_Excerpted passage_:
BEGIN
Mysteries of the Moon Pyramid

Alan Hall

PureInsight | December 30, 2000

Between 100 and 500 AD, an ancient people built a thriving metropolis called Teotihuacan on a plateau about 25 miles from present-day Mexico City. With its
precisely aligned avenues and a huge plaza surrounded by 15 monumental pyramids, Teotihuacan was grander than any city in Europe at the time. It sprawled over
nearly 8 square miles and was inhabited by 200,000 people. Then, 700 years before the Aztec's began constructing their capital city of Tenochtitlan, this ancient
civilization--contemporary with that of ancient Rome--just vanished.

Now, archaeologists excavating inside the oldest monument on the site--the Pyramid of the Moon--are unearthing clues
to the history of this mysterious culture. Tunnels dug into the structure have revealed that the Teotihuacan's didn't remain
content with their architectural feats for very long. Over a period of several hundred years, the pyramid underwent at
least six facelifts, and each new addition was larger and covered the earlier structure. The first pyramid was built from
small bricks around 100 AD. The outermost layer--consisting of large stone blocks--matches the style of later pyramids
on the site, which were built in a single stage. The current pyramid is 151 feet high and its walls are precisely aligned with
the walls of every other structure in the city.
END
_Provided material_:
BEGIN
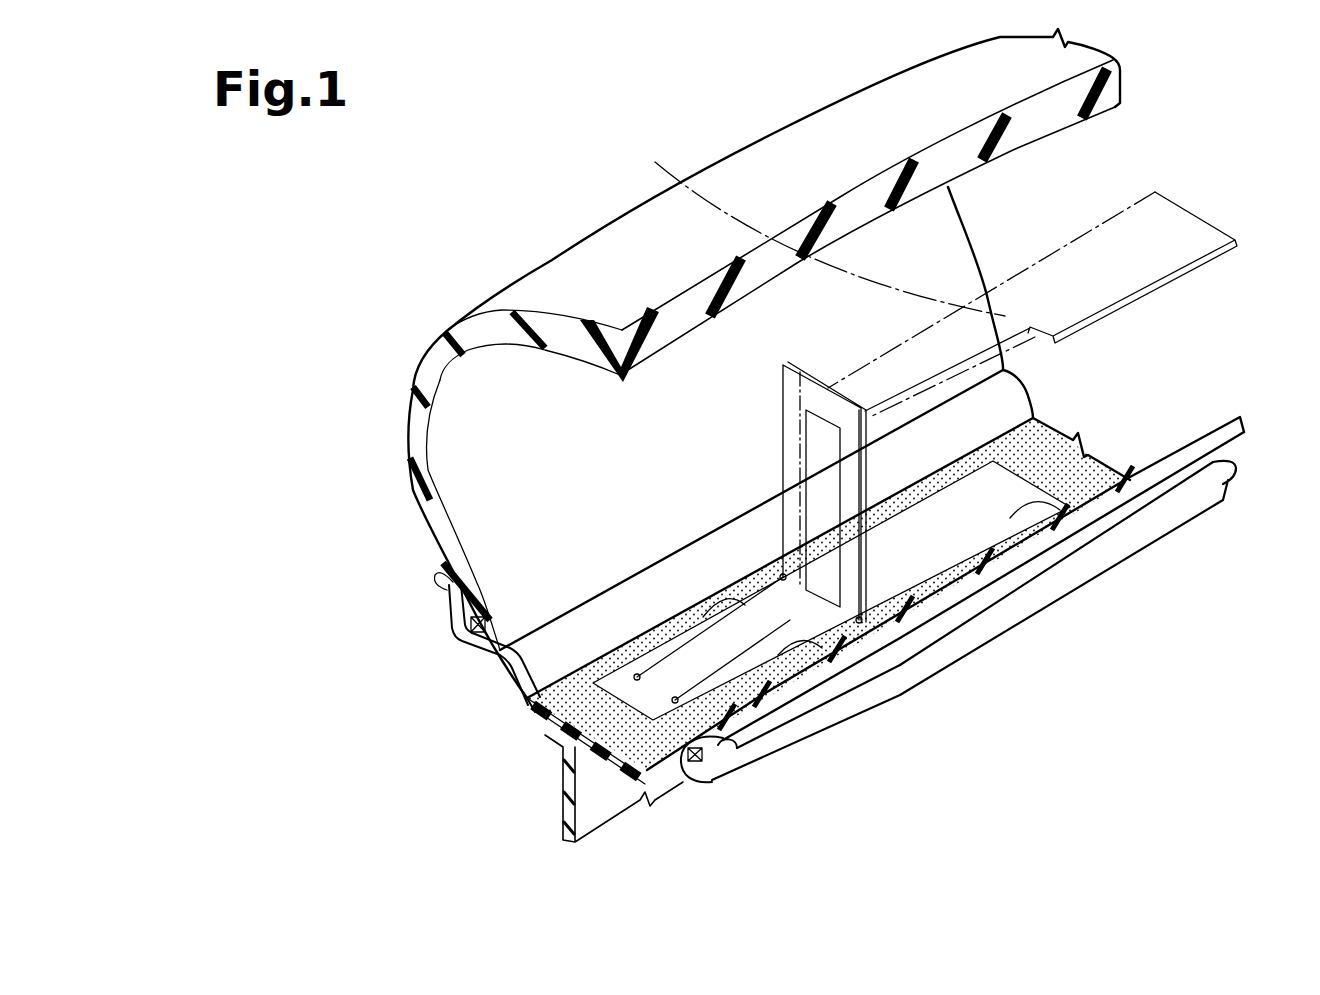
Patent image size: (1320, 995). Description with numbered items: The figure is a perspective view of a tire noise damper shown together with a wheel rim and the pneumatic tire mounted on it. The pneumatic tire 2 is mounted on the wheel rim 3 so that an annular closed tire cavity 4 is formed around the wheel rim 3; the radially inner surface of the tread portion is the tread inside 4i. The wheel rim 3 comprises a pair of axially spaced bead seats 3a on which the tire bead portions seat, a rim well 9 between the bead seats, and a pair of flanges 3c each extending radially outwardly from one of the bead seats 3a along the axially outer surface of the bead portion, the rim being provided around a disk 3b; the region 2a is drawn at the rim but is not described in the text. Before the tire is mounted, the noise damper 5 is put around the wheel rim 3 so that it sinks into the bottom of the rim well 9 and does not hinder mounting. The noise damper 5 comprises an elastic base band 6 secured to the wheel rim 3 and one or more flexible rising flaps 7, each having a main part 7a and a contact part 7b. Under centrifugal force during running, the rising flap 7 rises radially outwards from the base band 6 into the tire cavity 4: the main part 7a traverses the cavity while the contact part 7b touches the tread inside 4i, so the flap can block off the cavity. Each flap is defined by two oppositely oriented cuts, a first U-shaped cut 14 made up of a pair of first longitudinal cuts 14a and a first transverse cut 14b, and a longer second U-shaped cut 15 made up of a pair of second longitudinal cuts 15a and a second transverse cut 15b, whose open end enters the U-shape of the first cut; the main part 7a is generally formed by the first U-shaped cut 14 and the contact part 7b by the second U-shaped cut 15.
END
BEGIN
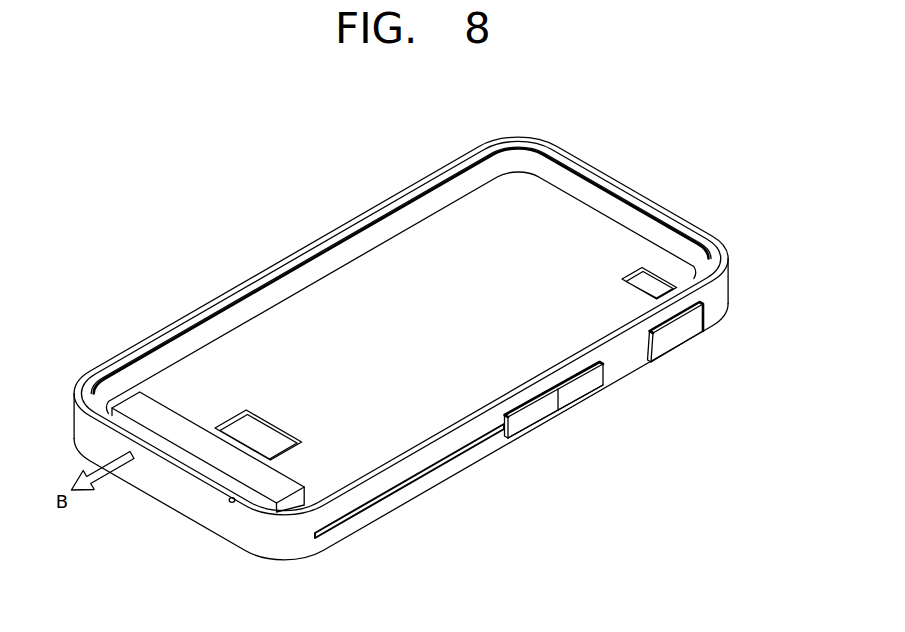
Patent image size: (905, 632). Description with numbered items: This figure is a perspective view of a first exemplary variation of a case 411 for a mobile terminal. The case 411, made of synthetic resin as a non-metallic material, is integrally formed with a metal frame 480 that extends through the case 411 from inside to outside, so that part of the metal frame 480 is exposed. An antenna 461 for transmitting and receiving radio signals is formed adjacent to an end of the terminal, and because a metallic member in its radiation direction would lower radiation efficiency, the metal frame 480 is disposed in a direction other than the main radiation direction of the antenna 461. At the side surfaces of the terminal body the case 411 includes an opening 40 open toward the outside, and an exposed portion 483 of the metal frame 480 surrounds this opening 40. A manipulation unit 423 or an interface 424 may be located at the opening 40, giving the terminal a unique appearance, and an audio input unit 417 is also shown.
END
_What to produce_:
Reproduce the passage of the Moon Pyramid article verbatim, from "Now, archaeologists excavating" up to and including "in the city.". The items were taken from a different source than the article.

_Solution to the problem_:
Now, archaeologists excavating inside the oldest monument on the site--the Pyramid of the Moon--are unearthing clues
to the history of this mysterious culture. Tunnels dug into the structure have revealed that the Teotihuacan's didn't remain
content with their architectural feats for very long. Over a period of several hundred years, the pyramid underwent at
least six facelifts, and each new addition was larger and covered the earlier structure. The first pyramid was built from
small bricks around 100 AD. The outermost layer--consisting of large stone blocks--matches the style of later pyramids
on the site, which were built in a single stage. The current pyramid is 151 feet high and its walls are precisely aligned with
the walls of every other structure in the city.